■ Problem to solve:
Say the number of lines containing the string "CLOUD", and say nothing else.

Entries with figure data

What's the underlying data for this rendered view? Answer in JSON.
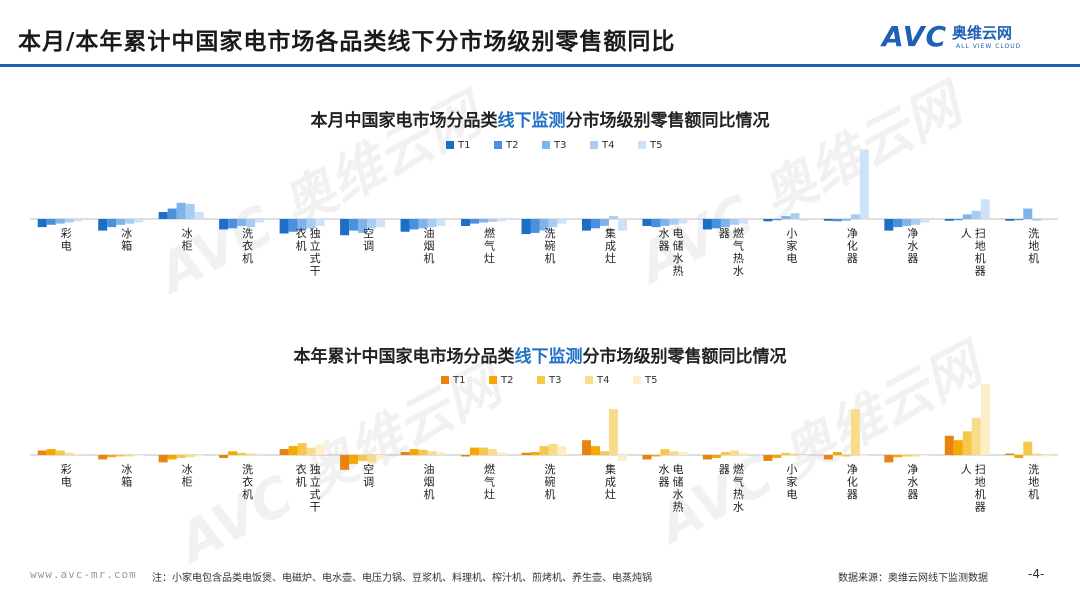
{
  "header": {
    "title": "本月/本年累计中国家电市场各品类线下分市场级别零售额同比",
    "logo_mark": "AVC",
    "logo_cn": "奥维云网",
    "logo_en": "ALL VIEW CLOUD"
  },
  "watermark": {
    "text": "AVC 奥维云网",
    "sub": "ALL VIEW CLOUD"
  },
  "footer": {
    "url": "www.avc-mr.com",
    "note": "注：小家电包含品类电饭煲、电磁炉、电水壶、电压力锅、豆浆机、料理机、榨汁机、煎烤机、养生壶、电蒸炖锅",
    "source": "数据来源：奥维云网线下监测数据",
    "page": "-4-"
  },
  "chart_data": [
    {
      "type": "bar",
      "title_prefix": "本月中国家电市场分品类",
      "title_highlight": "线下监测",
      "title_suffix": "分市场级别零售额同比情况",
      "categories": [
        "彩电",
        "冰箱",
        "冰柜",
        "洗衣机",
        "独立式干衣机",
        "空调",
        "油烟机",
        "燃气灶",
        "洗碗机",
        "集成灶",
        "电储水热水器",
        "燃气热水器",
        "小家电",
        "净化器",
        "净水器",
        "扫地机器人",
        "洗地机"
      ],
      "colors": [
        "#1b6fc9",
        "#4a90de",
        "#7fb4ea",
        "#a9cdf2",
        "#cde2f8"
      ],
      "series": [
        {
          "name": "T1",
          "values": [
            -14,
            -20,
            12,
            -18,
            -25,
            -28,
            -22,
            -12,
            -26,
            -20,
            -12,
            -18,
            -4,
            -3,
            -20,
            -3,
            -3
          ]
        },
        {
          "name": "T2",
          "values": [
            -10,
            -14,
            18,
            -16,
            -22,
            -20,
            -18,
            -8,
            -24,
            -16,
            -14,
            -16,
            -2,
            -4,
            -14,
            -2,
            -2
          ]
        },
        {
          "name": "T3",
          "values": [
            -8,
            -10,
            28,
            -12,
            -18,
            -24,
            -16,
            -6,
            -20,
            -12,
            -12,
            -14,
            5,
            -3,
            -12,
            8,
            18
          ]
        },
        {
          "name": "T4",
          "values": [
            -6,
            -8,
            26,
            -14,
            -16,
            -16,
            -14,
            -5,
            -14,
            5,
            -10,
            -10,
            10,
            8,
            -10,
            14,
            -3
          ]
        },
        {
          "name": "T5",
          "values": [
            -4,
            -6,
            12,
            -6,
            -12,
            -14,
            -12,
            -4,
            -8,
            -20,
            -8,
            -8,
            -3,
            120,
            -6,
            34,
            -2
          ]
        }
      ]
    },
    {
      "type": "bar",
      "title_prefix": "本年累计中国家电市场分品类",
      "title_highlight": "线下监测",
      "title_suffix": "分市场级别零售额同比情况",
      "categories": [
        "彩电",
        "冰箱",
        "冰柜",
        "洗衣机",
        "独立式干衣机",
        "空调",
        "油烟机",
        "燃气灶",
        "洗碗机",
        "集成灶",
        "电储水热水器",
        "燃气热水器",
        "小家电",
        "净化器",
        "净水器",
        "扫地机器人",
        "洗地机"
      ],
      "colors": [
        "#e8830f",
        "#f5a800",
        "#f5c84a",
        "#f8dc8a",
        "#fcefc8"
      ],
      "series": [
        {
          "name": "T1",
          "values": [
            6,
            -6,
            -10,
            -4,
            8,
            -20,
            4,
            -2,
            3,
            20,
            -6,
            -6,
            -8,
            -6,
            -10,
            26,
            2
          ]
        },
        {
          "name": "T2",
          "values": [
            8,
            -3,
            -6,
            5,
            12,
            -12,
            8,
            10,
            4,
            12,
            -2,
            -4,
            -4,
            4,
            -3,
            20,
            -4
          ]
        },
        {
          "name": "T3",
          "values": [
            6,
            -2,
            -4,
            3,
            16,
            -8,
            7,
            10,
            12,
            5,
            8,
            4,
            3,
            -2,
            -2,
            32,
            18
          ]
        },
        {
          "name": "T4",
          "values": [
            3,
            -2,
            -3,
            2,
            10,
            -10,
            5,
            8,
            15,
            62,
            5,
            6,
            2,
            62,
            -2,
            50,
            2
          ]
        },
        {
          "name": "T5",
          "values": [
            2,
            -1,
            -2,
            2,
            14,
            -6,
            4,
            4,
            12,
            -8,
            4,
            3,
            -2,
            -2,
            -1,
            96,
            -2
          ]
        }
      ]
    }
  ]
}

■ Solution below:
2